------ Given information
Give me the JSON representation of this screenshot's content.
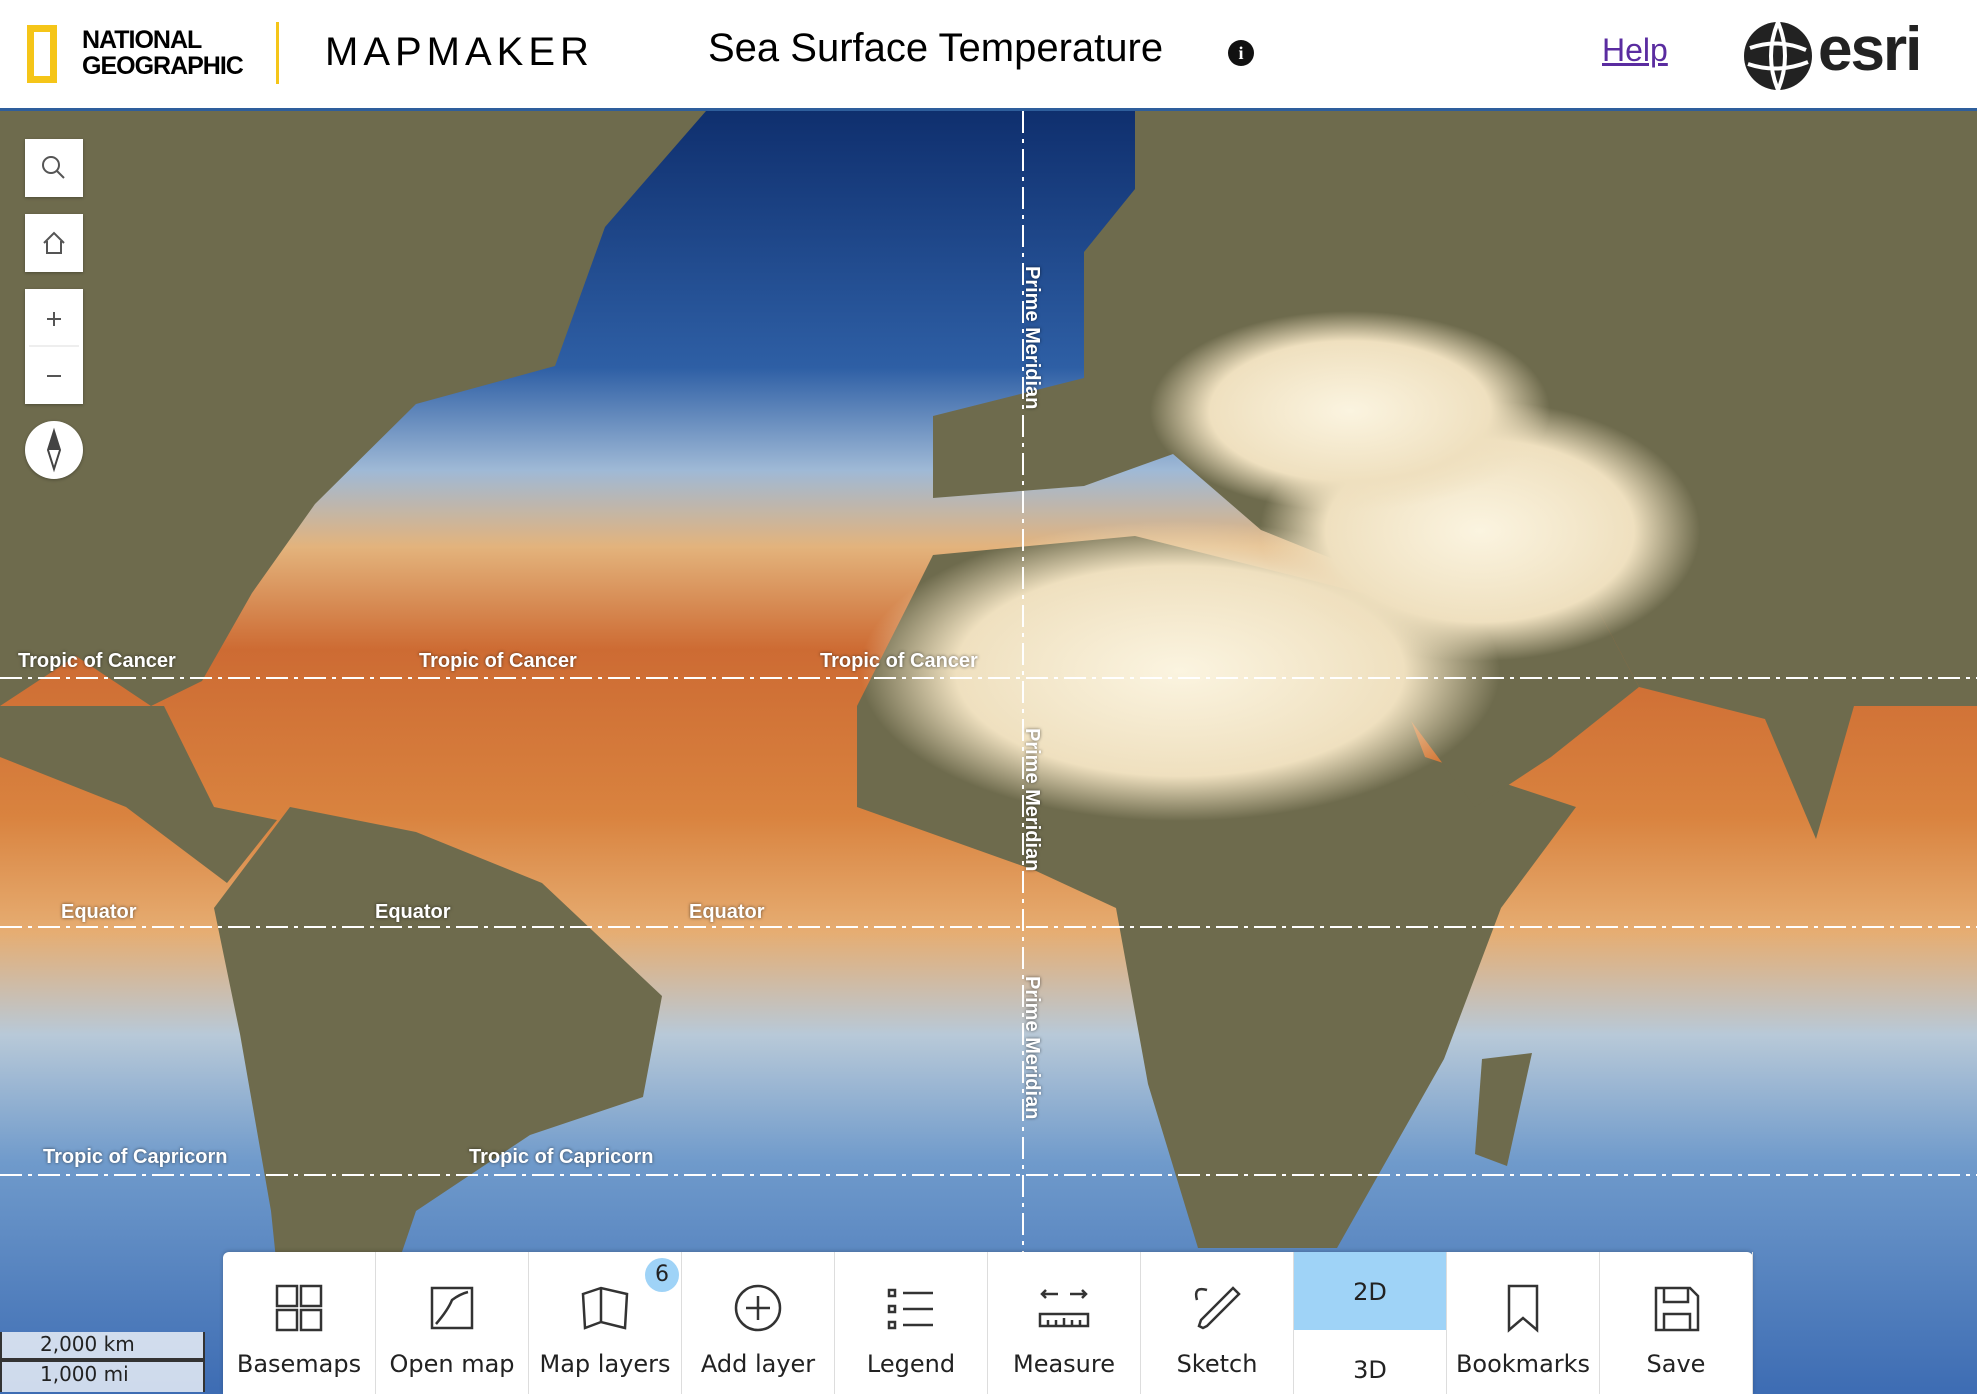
{
  "header": {
    "brand": [
      "NATIONAL",
      "GEOGRAPHIC"
    ],
    "app": "MAPMAKER",
    "title": "Sea Surface Temperature",
    "help": "Help",
    "logo": "esri"
  },
  "map": {
    "tropic_of_cancer": "Tropic of Cancer",
    "equator": "Equator",
    "tropic_of_capricorn": "Tropic of Capricorn",
    "prime_meridian": "Prime Meridian"
  },
  "scale_bar": [
    "2,000 km",
    "1,000 mi"
  ],
  "toolbar": {
    "items": [
      "Basemaps",
      "Open map",
      "Map layers",
      "Add layer",
      "Legend",
      "Measure",
      "Sketch",
      "Bookmarks",
      "Save"
    ],
    "layer_count": 6,
    "view_2d": "2D",
    "view_3d": "3D"
  }
}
------------
• Task directions
Repeat the material above word for word and skip every image in it.

• Complete response
Give me the JSON representation of this screenshot's content.
{
  "header": {
    "brand": [
      "NATIONAL",
      "GEOGRAPHIC"
    ],
    "app": "MAPMAKER",
    "title": "Sea Surface Temperature",
    "help": "Help",
    "logo": "esri"
  },
  "map": {
    "tropic_of_cancer": "Tropic of Cancer",
    "equator": "Equator",
    "tropic_of_capricorn": "Tropic of Capricorn",
    "prime_meridian": "Prime Meridian"
  },
  "scale_bar": [
    "2,000 km",
    "1,000 mi"
  ],
  "toolbar": {
    "items": [
      "Basemaps",
      "Open map",
      "Map layers",
      "Add layer",
      "Legend",
      "Measure",
      "Sketch",
      "Bookmarks",
      "Save"
    ],
    "layer_count": 6,
    "view_2d": "2D",
    "view_3d": "3D"
  }
}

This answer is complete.